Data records

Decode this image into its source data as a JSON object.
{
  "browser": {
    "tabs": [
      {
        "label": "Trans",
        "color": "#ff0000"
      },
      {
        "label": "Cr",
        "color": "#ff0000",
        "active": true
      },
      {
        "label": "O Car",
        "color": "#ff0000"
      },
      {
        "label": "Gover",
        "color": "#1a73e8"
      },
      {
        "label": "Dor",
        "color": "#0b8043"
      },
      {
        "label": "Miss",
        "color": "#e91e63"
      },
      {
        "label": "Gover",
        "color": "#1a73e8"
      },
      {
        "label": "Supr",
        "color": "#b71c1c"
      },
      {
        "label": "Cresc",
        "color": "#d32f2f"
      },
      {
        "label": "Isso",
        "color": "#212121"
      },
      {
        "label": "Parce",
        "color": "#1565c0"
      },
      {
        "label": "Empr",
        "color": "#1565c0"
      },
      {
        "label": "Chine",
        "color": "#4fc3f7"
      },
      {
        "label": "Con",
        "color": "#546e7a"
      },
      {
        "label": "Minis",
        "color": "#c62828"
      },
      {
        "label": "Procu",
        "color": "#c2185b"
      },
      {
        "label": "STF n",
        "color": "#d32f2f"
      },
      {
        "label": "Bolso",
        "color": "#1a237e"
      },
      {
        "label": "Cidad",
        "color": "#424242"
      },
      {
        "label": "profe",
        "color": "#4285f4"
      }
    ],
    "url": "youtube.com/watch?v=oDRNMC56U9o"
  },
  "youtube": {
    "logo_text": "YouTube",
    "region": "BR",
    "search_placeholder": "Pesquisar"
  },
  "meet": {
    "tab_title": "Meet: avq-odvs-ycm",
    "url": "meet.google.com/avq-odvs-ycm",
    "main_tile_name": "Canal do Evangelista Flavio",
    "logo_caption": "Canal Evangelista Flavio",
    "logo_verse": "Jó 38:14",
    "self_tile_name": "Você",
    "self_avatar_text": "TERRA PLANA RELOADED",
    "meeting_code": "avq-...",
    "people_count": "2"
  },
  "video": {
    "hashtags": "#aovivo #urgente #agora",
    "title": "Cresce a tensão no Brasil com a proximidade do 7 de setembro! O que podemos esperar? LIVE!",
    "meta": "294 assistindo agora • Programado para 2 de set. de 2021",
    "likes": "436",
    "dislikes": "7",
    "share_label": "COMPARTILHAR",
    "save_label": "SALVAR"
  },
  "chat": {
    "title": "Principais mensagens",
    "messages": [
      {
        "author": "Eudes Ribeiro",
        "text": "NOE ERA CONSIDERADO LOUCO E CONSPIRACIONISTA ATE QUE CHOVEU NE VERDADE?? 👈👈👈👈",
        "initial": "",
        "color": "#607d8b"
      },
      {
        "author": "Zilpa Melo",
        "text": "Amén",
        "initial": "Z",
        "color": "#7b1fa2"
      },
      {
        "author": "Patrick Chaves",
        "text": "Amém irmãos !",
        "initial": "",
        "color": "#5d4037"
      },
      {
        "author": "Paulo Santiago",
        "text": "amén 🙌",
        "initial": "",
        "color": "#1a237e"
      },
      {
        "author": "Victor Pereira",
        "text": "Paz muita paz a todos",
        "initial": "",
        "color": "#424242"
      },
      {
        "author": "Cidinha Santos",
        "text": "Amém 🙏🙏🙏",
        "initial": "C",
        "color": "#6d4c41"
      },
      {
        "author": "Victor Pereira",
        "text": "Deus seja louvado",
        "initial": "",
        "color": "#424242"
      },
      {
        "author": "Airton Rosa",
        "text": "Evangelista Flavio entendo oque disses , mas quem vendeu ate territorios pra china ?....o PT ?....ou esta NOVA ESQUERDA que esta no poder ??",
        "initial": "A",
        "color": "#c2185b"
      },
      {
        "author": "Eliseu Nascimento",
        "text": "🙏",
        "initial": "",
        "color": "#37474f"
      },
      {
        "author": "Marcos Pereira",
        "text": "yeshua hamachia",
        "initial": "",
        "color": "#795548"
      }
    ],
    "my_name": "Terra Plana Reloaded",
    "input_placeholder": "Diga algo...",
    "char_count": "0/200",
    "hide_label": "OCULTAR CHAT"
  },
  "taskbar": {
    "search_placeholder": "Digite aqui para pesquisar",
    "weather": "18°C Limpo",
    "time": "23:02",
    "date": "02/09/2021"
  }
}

• **PROBLEM**
Your task is to repeat each line of the material exactly.

• **RESULT**
Decode this image into its source data as a JSON object.
{
  "browser": {
    "tabs": [
      {
        "label": "Trans",
        "color": "#ff0000"
      },
      {
        "label": "Cr",
        "color": "#ff0000",
        "active": true
      },
      {
        "label": "O Car",
        "color": "#ff0000"
      },
      {
        "label": "Gover",
        "color": "#1a73e8"
      },
      {
        "label": "Dor",
        "color": "#0b8043"
      },
      {
        "label": "Miss",
        "color": "#e91e63"
      },
      {
        "label": "Gover",
        "color": "#1a73e8"
      },
      {
        "label": "Supr",
        "color": "#b71c1c"
      },
      {
        "label": "Cresc",
        "color": "#d32f2f"
      },
      {
        "label": "Isso",
        "color": "#212121"
      },
      {
        "label": "Parce",
        "color": "#1565c0"
      },
      {
        "label": "Empr",
        "color": "#1565c0"
      },
      {
        "label": "Chine",
        "color": "#4fc3f7"
      },
      {
        "label": "Con",
        "color": "#546e7a"
      },
      {
        "label": "Minis",
        "color": "#c62828"
      },
      {
        "label": "Procu",
        "color": "#c2185b"
      },
      {
        "label": "STF n",
        "color": "#d32f2f"
      },
      {
        "label": "Bolso",
        "color": "#1a237e"
      },
      {
        "label": "Cidad",
        "color": "#424242"
      },
      {
        "label": "profe",
        "color": "#4285f4"
      }
    ],
    "url": "youtube.com/watch?v=oDRNMC56U9o"
  },
  "youtube": {
    "logo_text": "YouTube",
    "region": "BR",
    "search_placeholder": "Pesquisar"
  },
  "meet": {
    "tab_title": "Meet: avq-odvs-ycm",
    "url": "meet.google.com/avq-odvs-ycm",
    "main_tile_name": "Canal do Evangelista Flavio",
    "logo_caption": "Canal Evangelista Flavio",
    "logo_verse": "Jó 38:14",
    "self_tile_name": "Você",
    "self_avatar_text": "TERRA PLANA RELOADED",
    "meeting_code": "avq-...",
    "people_count": "2"
  },
  "video": {
    "hashtags": "#aovivo #urgente #agora",
    "title": "Cresce a tensão no Brasil com a proximidade do 7 de setembro! O que podemos esperar? LIVE!",
    "meta": "294 assistindo agora • Programado para 2 de set. de 2021",
    "likes": "436",
    "dislikes": "7",
    "share_label": "COMPARTILHAR",
    "save_label": "SALVAR"
  },
  "chat": {
    "title": "Principais mensagens",
    "messages": [
      {
        "author": "Eudes Ribeiro",
        "text": "NOE ERA CONSIDERADO LOUCO E CONSPIRACIONISTA ATE QUE CHOVEU NE VERDADE?? 👈👈👈👈",
        "initial": "",
        "color": "#607d8b"
      },
      {
        "author": "Zilpa Melo",
        "text": "Amén",
        "initial": "Z",
        "color": "#7b1fa2"
      },
      {
        "author": "Patrick Chaves",
        "text": "Amém irmãos !",
        "initial": "",
        "color": "#5d4037"
      },
      {
        "author": "Paulo Santiago",
        "text": "amén 🙌",
        "initial": "",
        "color": "#1a237e"
      },
      {
        "author": "Victor Pereira",
        "text": "Paz muita paz a todos",
        "initial": "",
        "color": "#424242"
      },
      {
        "author": "Cidinha Santos",
        "text": "Amém 🙏🙏🙏",
        "initial": "C",
        "color": "#6d4c41"
      },
      {
        "author": "Victor Pereira",
        "text": "Deus seja louvado",
        "initial": "",
        "color": "#424242"
      },
      {
        "author": "Airton Rosa",
        "text": "Evangelista Flavio entendo oque disses , mas quem vendeu ate territorios pra china ?....o PT ?....ou esta NOVA ESQUERDA que esta no poder ??",
        "initial": "A",
        "color": "#c2185b"
      },
      {
        "author": "Eliseu Nascimento",
        "text": "🙏",
        "initial": "",
        "color": "#37474f"
      },
      {
        "author": "Marcos Pereira",
        "text": "yeshua hamachia",
        "initial": "",
        "color": "#795548"
      }
    ],
    "my_name": "Terra Plana Reloaded",
    "input_placeholder": "Diga algo...",
    "char_count": "0/200",
    "hide_label": "OCULTAR CHAT"
  },
  "taskbar": {
    "search_placeholder": "Digite aqui para pesquisar",
    "weather": "18°C Limpo",
    "time": "23:02",
    "date": "02/09/2021"
  }
}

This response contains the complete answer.